*Task details*
Within the listing below, filter for "vibrationsnivån" and copy every matching line.
******************************
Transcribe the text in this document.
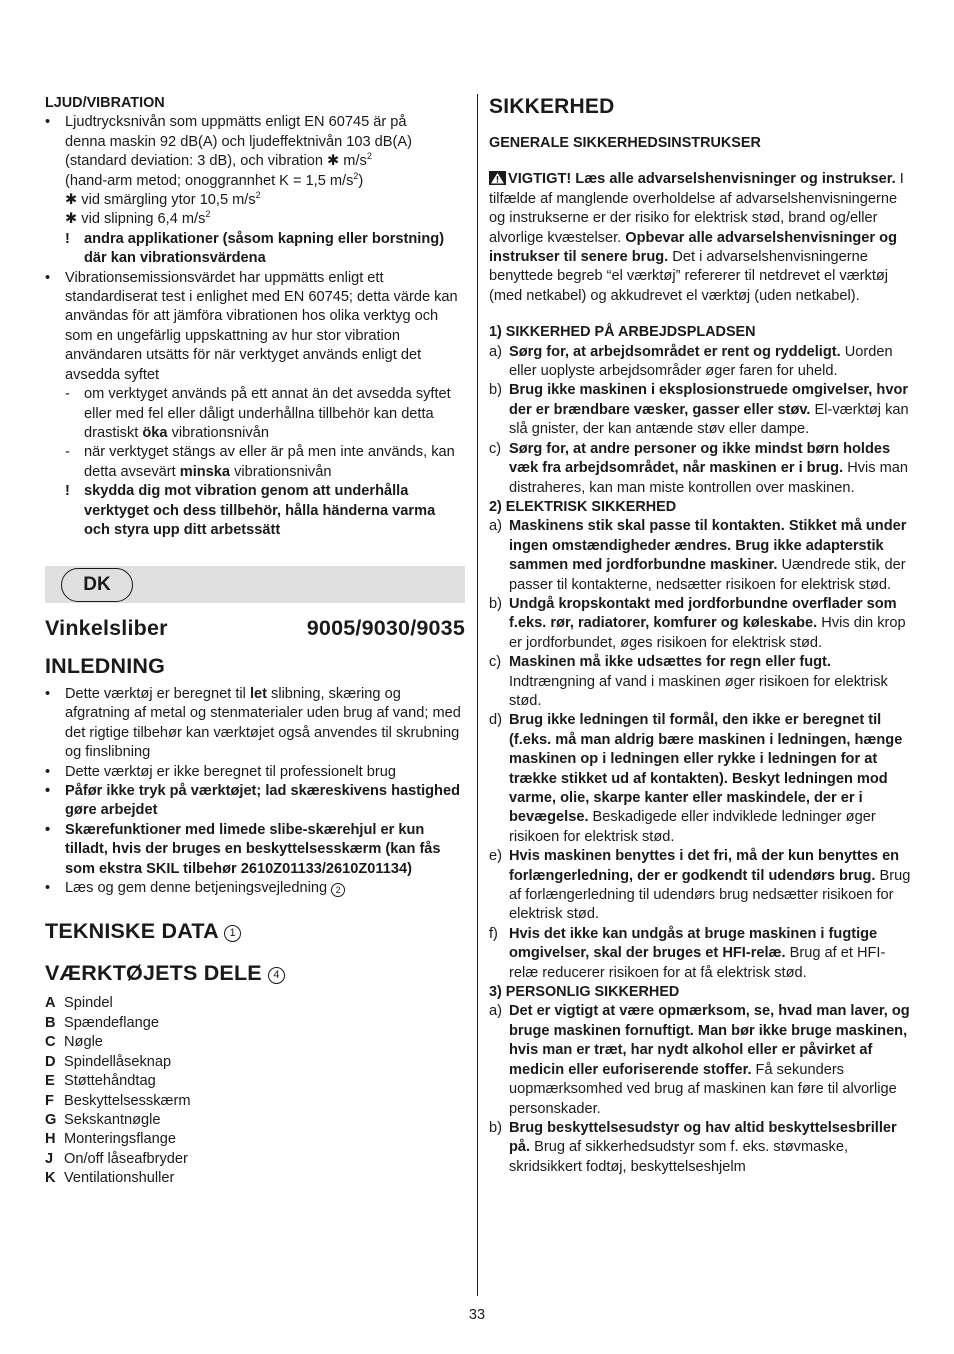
LJUD/VIBRATION
• Ljudtrycksnivån som uppmätts enligt EN 60745 är på
denna maskin 92 dB(A) och ljudeffektnivån 103 dB(A)
(standard deviation: 3 dB), och vibration ✱ $m/s^2$
(hand-arm metod; onoggrannhet K = 1,5 $m/s^2$)
✱ vid smärgling ytor 10,5 $m/s^2$
✱ vid slipning 6,4 $m/s^2$
! andra applikationer (såsom kapning eller borstning) där kan vibrationsvärdena
• Vibrationsemissionsvärdet har uppmätts enligt ett standardiserat test i enlighet med EN 60745; detta värde kan användas för att jämföra vibrationen hos olika verktyg och som en ungefärlig uppskattning av hur stor vibration användaren utsätts för när verktyget används enligt det avsedda syftet
- om verktyget används på ett annat än det avsedda syftet eller med fel eller dåligt underhållna tillbehör kan detta drastiskt öka vibrationsnivån
- när verktyget stängs av eller är på men inte används, kan detta avsevärt minska vibrationsnivån
! skydda dig mot vibration genom att underhålla verktyget och dess tillbehör, hålla händerna varma och styra upp ditt arbetssätt
DK
Vinkelsliber	9005/9030/9035
INLEDNING
• Dette værktøj er beregnet til let slibning, skæring og afgratning af metal og stenmaterialer uden brug af vand; med det rigtige tilbehør kan værktøjet også anvendes til skrubning og finslibning
• Dette værktøj er ikke beregnet til professionelt brug
• Påfør ikke tryk på værktøjet; lad skæreskivens hastighed gøre arbejdet
• Skærefunktioner med limede slibe-skærehjul er kun tilladt, hvis der bruges en beskyttelsesskærm (kan fås som ekstra SKIL tilbehør 2610Z01133/2610Z01134)
• Læs og gem denne betjeningsvejledning 2
TEKNISKE DATA 1
VÆRKTØJETS DELE 4
A Spindel
B Spændeflange
C Nøgle
D Spindellåseknap
E Støttehåndtag
F Beskyttelsesskærm
G Sekskantnøgle
H Monteringsflange
J On/off låseafbryder
K Ventilationshuller
SIKKERHED
GENERALE SIKKERHEDSINSTRUKSER
VIGTIGT! Læs alle advarselshenvisninger og instrukser. I tilfælde af manglende overholdelse af advarselshenvisningerne og instrukserne er der risiko for elektrisk stød, brand og/eller alvorlige kvæstelser. Opbevar alle advarselshenvisninger og instrukser til senere brug. Det i advarselshenvisningerne benyttede begreb “el værktøj” refererer til netdrevet el værktøj (med netkabel) og akkudrevet el værktøj (uden netkabel).
1) SIKKERHED PÅ ARBEJDSPLADSEN
a) Sørg for, at arbejdsområdet er rent og ryddeligt. Uorden eller uoplyste arbejdsområder øger faren for uheld.
b) Brug ikke maskinen i eksplosionstruede omgivelser, hvor der er brændbare væsker, gasser eller støv. El-værktøj kan slå gnister, der kan antænde støv eller dampe.
c) Sørg for, at andre personer og ikke mindst børn holdes væk fra arbejdsområdet, når maskinen er i brug. Hvis man distraheres, kan man miste kontrollen over maskinen.
2) ELEKTRISK SIKKERHED
a) Maskinens stik skal passe til kontakten. Stikket må under ingen omstændigheder ændres. Brug ikke adapterstik sammen med jordforbundne maskiner. Uændrede stik, der passer til kontakterne, nedsætter risikoen for elektrisk stød.
b) Undgå kropskontakt med jordforbundne overflader som f.eks. rør, radiatorer, komfurer og køleskabe. Hvis din krop er jordforbundet, øges risikoen for elektrisk stød.
c) Maskinen må ikke udsættes for regn eller fugt. Indtrængning af vand i maskinen øger risikoen for elektrisk stød.
d) Brug ikke ledningen til formål, den ikke er beregnet til (f.eks. må man aldrig bære maskinen i ledningen, hænge maskinen op i ledningen eller rykke i ledningen for at trække stikket ud af kontakten). Beskyt ledningen mod varme, olie, skarpe kanter eller maskindele, der er i bevægelse. Beskadigede eller indviklede ledninger øger risikoen for elektrisk stød.
e) Hvis maskinen benyttes i det fri, må der kun benyttes en forlængerledning, der er godkendt til udendørs brug. Brug af forlængerledning til udendørs brug nedsætter risikoen for elektrisk stød.
f) Hvis det ikke kan undgås at bruge maskinen i fugtige omgivelser, skal der bruges et HFI-relæ. Brug af et HFI-relæ reducerer risikoen for at få elektrisk stød.
3) PERSONLIG SIKKERHED
a) Det er vigtigt at være opmærksom, se, hvad man laver, og bruge maskinen fornuftigt. Man bør ikke bruge maskinen, hvis man er træt, har nydt alkohol eller er påvirket af medicin eller euforiserende stoffer. Få sekunders uopmærksomhed ved brug af maskinen kan føre til alvorlige personskader.
b) Brug beskyttelsesudstyr og hav altid beskyttelsesbriller på. Brug af sikkerhedsudstyr som f. eks. støvmaske, skridsikkert fodtøj, beskyttelseshjelm
33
******************************
*Result below*
- om verktyget används på ett annat än det avsedda syftet eller med fel eller dåligt underhållna tillbehör kan detta drastiskt öka vibrationsnivån
- när verktyget stängs av eller är på men inte används, kan detta avsevärt minska vibrationsnivån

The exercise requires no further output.